= Exercise task =
Set each entry down verbatim, omitting images.

[Extracted records]
^^^^^^^^
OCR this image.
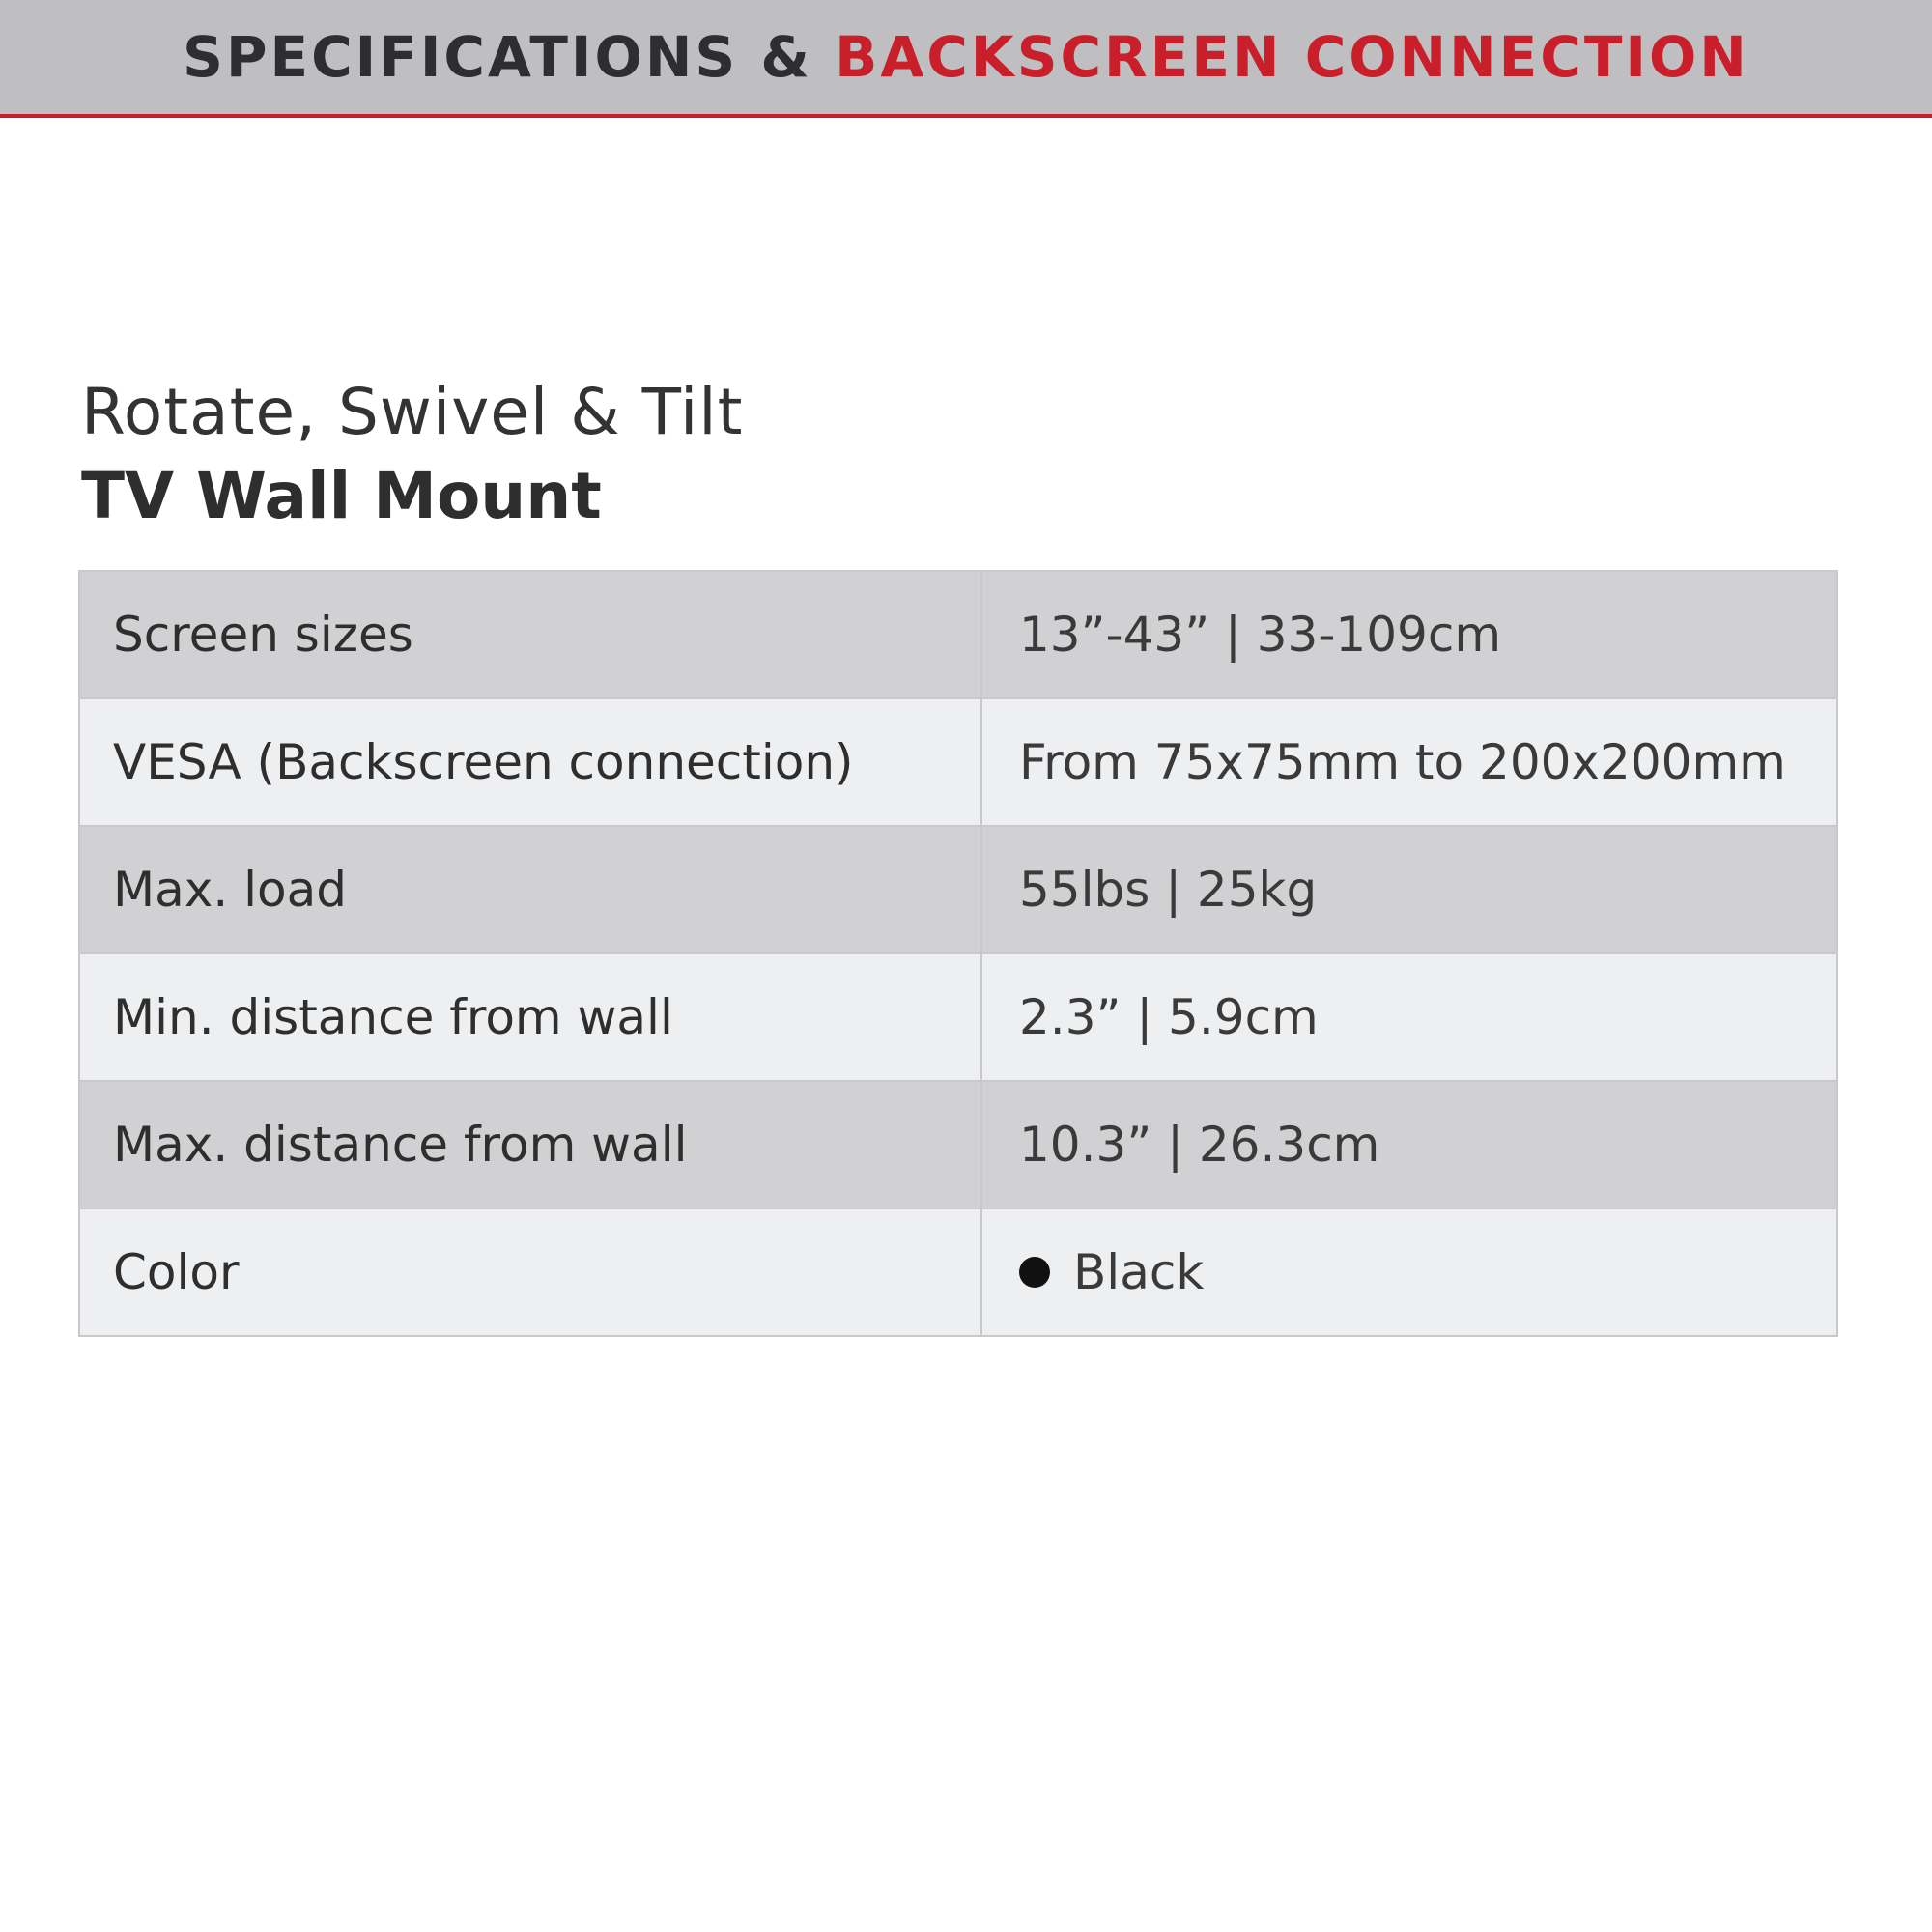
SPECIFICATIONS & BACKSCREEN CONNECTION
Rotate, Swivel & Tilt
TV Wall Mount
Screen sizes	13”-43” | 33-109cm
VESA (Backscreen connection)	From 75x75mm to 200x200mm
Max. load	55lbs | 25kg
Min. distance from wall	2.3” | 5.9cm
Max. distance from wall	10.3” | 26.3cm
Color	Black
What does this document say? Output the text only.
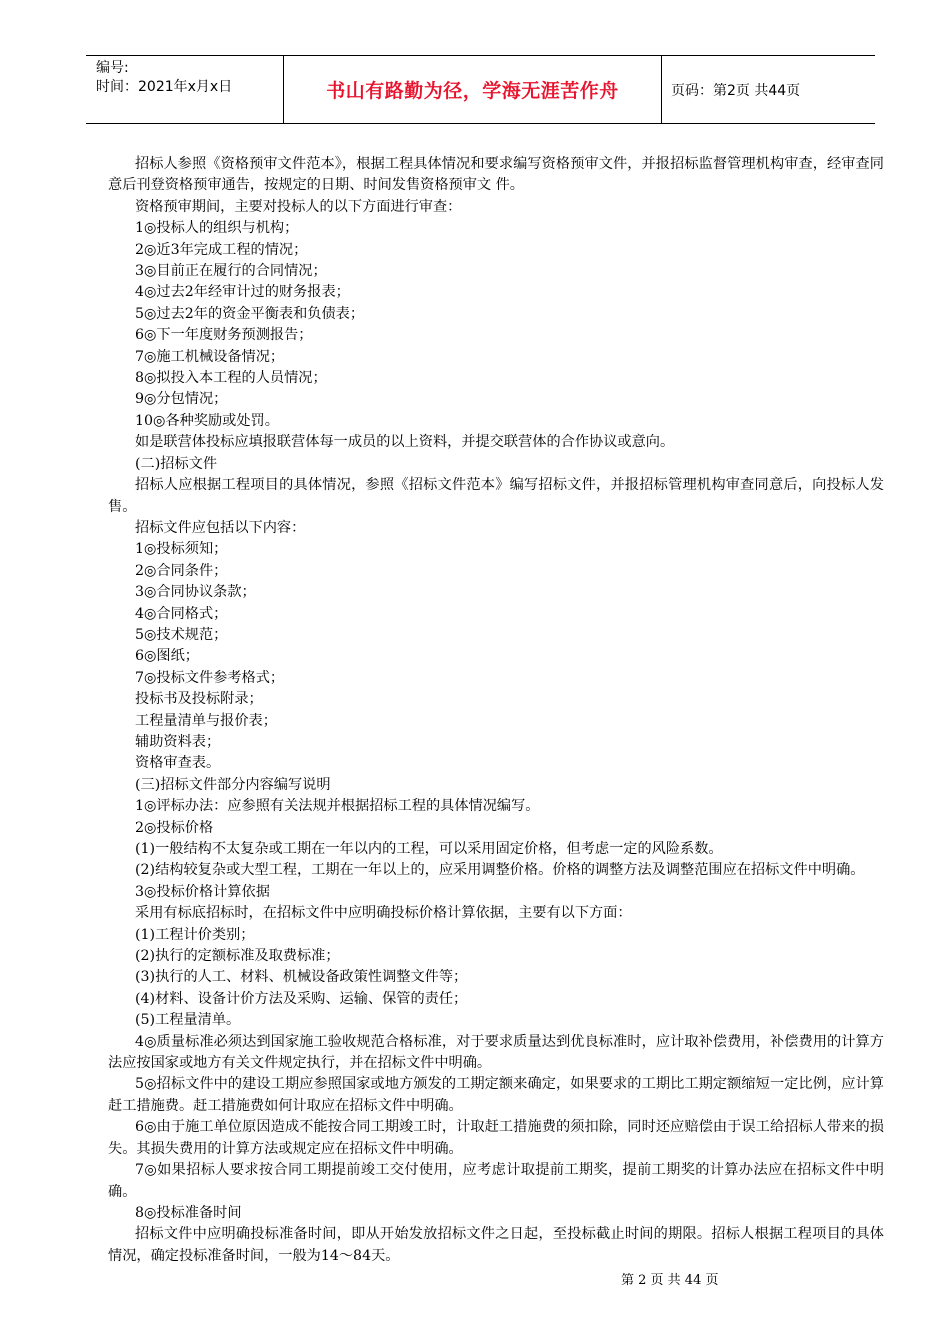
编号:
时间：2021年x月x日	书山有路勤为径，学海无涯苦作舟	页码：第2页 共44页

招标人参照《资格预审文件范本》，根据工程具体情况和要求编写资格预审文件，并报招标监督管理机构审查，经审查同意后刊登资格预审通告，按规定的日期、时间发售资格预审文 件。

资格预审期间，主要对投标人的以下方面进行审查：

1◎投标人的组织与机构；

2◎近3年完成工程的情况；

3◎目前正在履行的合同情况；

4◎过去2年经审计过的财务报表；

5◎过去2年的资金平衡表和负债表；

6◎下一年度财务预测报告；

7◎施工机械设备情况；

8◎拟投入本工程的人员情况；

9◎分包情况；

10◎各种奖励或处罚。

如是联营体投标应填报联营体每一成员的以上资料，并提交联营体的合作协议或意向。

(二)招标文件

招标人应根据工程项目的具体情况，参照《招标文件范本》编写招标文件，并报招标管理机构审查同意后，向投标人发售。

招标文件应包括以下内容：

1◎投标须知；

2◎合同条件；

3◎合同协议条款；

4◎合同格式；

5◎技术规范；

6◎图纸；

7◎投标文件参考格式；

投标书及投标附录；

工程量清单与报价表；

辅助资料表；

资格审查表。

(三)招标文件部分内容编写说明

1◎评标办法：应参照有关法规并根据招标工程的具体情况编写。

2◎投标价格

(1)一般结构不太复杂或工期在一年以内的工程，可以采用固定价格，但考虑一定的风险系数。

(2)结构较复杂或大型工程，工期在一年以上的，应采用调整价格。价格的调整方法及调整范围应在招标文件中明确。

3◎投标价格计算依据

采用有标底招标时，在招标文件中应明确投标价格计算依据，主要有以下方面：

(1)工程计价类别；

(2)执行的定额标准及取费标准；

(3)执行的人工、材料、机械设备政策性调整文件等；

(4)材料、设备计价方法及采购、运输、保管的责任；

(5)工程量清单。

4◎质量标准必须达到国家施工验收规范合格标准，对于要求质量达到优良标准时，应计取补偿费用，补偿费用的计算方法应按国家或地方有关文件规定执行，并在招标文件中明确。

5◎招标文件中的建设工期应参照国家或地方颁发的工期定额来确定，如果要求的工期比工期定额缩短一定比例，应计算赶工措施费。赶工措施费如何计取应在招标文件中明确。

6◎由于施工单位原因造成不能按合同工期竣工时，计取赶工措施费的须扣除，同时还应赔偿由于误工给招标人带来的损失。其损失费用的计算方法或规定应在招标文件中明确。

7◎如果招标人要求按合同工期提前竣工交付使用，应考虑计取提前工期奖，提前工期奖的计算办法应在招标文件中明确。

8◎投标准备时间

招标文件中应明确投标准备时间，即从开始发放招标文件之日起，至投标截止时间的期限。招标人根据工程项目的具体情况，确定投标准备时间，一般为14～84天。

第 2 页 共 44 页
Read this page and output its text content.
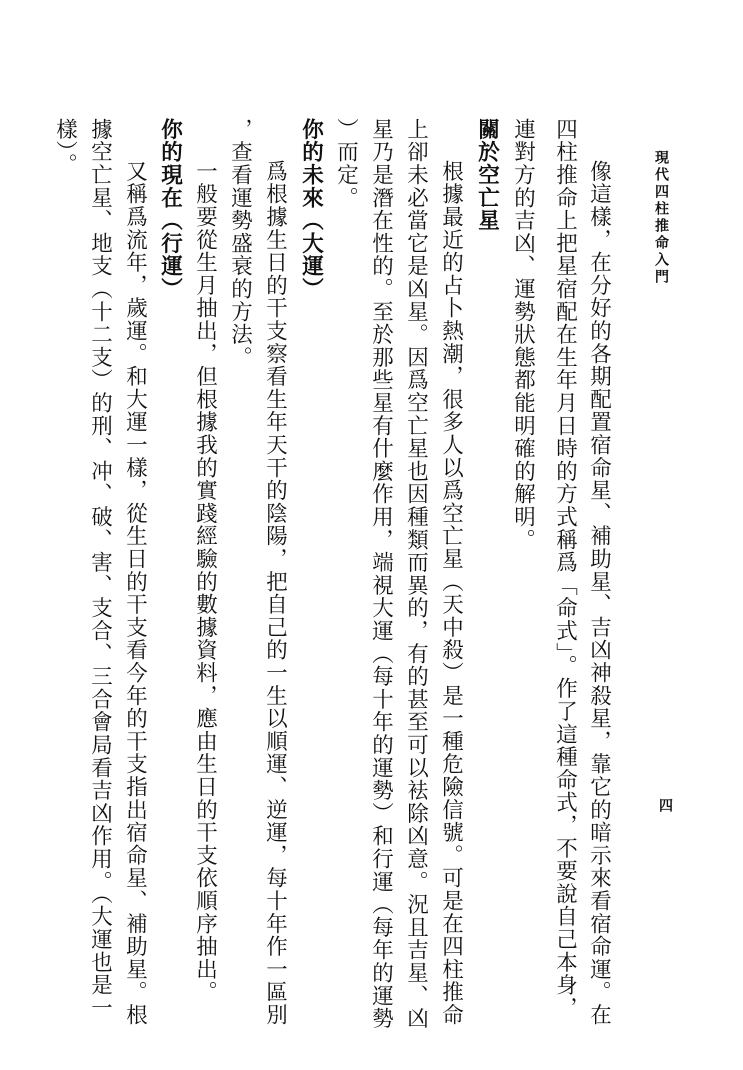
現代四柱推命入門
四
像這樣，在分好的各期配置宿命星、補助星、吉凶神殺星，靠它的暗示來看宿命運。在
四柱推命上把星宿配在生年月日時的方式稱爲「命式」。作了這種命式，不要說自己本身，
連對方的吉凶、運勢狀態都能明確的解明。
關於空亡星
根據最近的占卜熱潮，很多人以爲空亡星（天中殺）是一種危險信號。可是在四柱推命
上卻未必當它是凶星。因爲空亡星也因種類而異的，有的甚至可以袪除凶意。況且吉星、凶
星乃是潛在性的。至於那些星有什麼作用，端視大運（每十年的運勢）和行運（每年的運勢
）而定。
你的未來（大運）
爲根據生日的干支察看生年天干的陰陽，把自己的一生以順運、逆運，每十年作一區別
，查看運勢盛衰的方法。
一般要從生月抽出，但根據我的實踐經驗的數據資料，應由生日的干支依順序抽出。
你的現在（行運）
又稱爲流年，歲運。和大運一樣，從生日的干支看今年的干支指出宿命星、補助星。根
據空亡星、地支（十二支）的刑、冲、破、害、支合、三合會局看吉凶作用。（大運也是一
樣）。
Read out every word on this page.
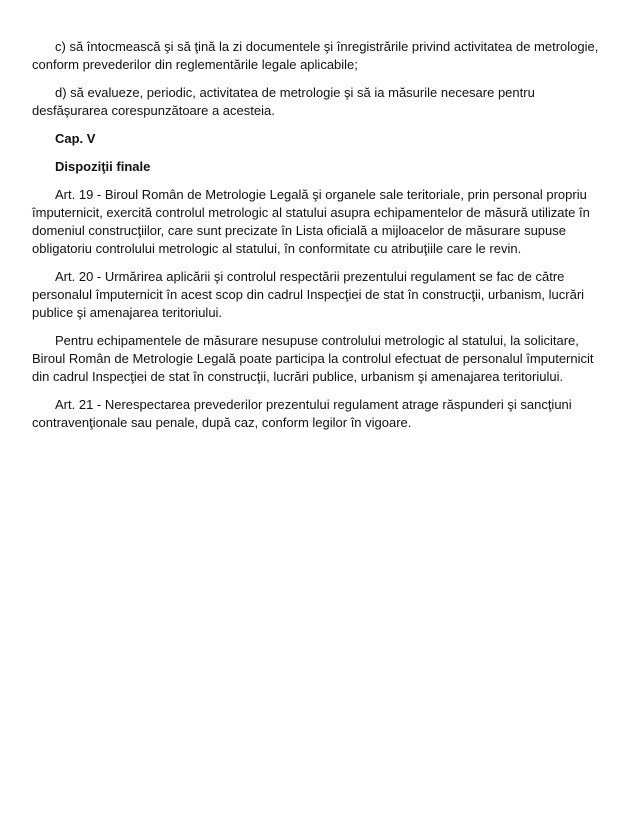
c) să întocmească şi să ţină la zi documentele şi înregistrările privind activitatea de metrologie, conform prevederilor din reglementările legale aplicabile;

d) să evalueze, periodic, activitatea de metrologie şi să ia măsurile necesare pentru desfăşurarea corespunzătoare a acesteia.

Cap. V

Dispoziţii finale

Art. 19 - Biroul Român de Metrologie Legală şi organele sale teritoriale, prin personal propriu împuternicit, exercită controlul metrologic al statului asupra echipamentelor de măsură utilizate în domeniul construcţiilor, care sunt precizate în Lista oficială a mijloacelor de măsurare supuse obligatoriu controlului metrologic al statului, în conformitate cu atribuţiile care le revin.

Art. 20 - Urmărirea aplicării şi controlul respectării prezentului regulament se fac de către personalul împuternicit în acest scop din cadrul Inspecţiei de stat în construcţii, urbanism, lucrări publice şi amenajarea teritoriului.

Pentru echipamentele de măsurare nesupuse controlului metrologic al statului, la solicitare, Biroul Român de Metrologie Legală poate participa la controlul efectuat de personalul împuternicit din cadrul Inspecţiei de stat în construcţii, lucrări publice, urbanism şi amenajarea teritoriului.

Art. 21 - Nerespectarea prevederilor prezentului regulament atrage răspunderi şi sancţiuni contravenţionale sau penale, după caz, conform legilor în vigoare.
^^^^^^^^
= Full answer =
OCR this image.
SPECIFICATIONS & BACKSCREEN CONNECTION
Rotate, Swivel & Tilt
TV Wall Mount
Screen sizes	13”-43” | 33-109cm
VESA (Backscreen connection)	From 75x75mm to 200x200mm
Max. load	55lbs | 25kg
Min. distance from wall	2.3” | 5.9cm
Max. distance from wall	10.3” | 26.3cm
Color	Black
What does this document say? Output the text only.
编号:
时间：2021年x月x日	书山有路勤为径，学海无涯苦作舟	页码：第2页 共44页

招标人参照《资格预审文件范本》，根据工程具体情况和要求编写资格预审文件，并报招标监督管理机构审查，经审查同意后刊登资格预审通告，按规定的日期、时间发售资格预审文 件。

资格预审期间，主要对投标人的以下方面进行审查：

1◎投标人的组织与机构；

2◎近3年完成工程的情况；

3◎目前正在履行的合同情况；

4◎过去2年经审计过的财务报表；

5◎过去2年的资金平衡表和负债表；

6◎下一年度财务预测报告；

7◎施工机械设备情况；

8◎拟投入本工程的人员情况；

9◎分包情况；

10◎各种奖励或处罚。

如是联营体投标应填报联营体每一成员的以上资料，并提交联营体的合作协议或意向。

(二)招标文件

招标人应根据工程项目的具体情况，参照《招标文件范本》编写招标文件，并报招标管理机构审查同意后，向投标人发售。

招标文件应包括以下内容：

1◎投标须知；

2◎合同条件；

3◎合同协议条款；

4◎合同格式；

5◎技术规范；

6◎图纸；

7◎投标文件参考格式；

投标书及投标附录；

工程量清单与报价表；

辅助资料表；

资格审查表。

(三)招标文件部分内容编写说明

1◎评标办法：应参照有关法规并根据招标工程的具体情况编写。

2◎投标价格

(1)一般结构不太复杂或工期在一年以内的工程，可以采用固定价格，但考虑一定的风险系数。

(2)结构较复杂或大型工程，工期在一年以上的，应采用调整价格。价格的调整方法及调整范围应在招标文件中明确。

3◎投标价格计算依据

采用有标底招标时，在招标文件中应明确投标价格计算依据，主要有以下方面：

(1)工程计价类别；

(2)执行的定额标准及取费标准；

(3)执行的人工、材料、机械设备政策性调整文件等；

(4)材料、设备计价方法及采购、运输、保管的责任；

(5)工程量清单。

4◎质量标准必须达到国家施工验收规范合格标准，对于要求质量达到优良标准时，应计取补偿费用，补偿费用的计算方法应按国家或地方有关文件规定执行，并在招标文件中明确。

5◎招标文件中的建设工期应参照国家或地方颁发的工期定额来确定，如果要求的工期比工期定额缩短一定比例，应计算赶工措施费。赶工措施费如何计取应在招标文件中明确。

6◎由于施工单位原因造成不能按合同工期竣工时，计取赶工措施费的须扣除，同时还应赔偿由于误工给招标人带来的损失。其损失费用的计算方法或规定应在招标文件中明确。

7◎如果招标人要求按合同工期提前竣工交付使用，应考虑计取提前工期奖，提前工期奖的计算办法应在招标文件中明确。

8◎投标准备时间

招标文件中应明确投标准备时间，即从开始发放招标文件之日起，至投标截止时间的期限。招标人根据工程项目的具体情况，确定投标准备时间，一般为14～84天。

第 2 页 共 44 页
Read this page and output its text content.
現代四柱推命入門
四
像這樣，在分好的各期配置宿命星、補助星、吉凶神殺星，靠它的暗示來看宿命運。在
四柱推命上把星宿配在生年月日時的方式稱爲「命式」。作了這種命式，不要說自己本身，
連對方的吉凶、運勢狀態都能明確的解明。
關於空亡星
根據最近的占卜熱潮，很多人以爲空亡星（天中殺）是一種危險信號。可是在四柱推命
上卻未必當它是凶星。因爲空亡星也因種類而異的，有的甚至可以袪除凶意。況且吉星、凶
星乃是潛在性的。至於那些星有什麼作用，端視大運（每十年的運勢）和行運（每年的運勢
）而定。
你的未來（大運）
爲根據生日的干支察看生年天干的陰陽，把自己的一生以順運、逆運，每十年作一區別
，查看運勢盛衰的方法。
一般要從生月抽出，但根據我的實踐經驗的數據資料，應由生日的干支依順序抽出。
你的現在（行運）
又稱爲流年，歲運。和大運一樣，從生日的干支看今年的干支指出宿命星、補助星。根
據空亡星、地支（十二支）的刑、冲、破、害、支合、三合會局看吉凶作用。（大運也是一
樣）。
Read out every word on this page.
c) să întocmească şi să ţină la zi documentele şi înregistrările privind activitatea de metrologie, conform prevederilor din reglementările legale aplicabile;

d) să evalueze, periodic, activitatea de metrologie şi să ia măsurile necesare pentru desfăşurarea corespunzătoare a acesteia.

Cap. V

Dispoziţii finale

Art. 19 - Biroul Român de Metrologie Legală şi organele sale teritoriale, prin personal propriu împuternicit, exercită controlul metrologic al statului asupra echipamentelor de măsură utilizate în domeniul construcţiilor, care sunt precizate în Lista oficială a mijloacelor de măsurare supuse obligatoriu controlului metrologic al statului, în conformitate cu atribuţiile care le revin.

Art. 20 - Urmărirea aplicării şi controlul respectării prezentului regulament se fac de către personalul împuternicit în acest scop din cadrul Inspecţiei de stat în construcţii, urbanism, lucrări publice şi amenajarea teritoriului.

Pentru echipamentele de măsurare nesupuse controlului metrologic al statului, la solicitare, Biroul Român de Metrologie Legală poate participa la controlul efectuat de personalul împuternicit din cadrul Inspecţiei de stat în construcţii, lucrări publice, urbanism şi amenajarea teritoriului.

Art. 21 - Nerespectarea prevederilor prezentului regulament atrage răspunderi şi sancţiuni contravenţionale sau penale, după caz, conform legilor în vigoare.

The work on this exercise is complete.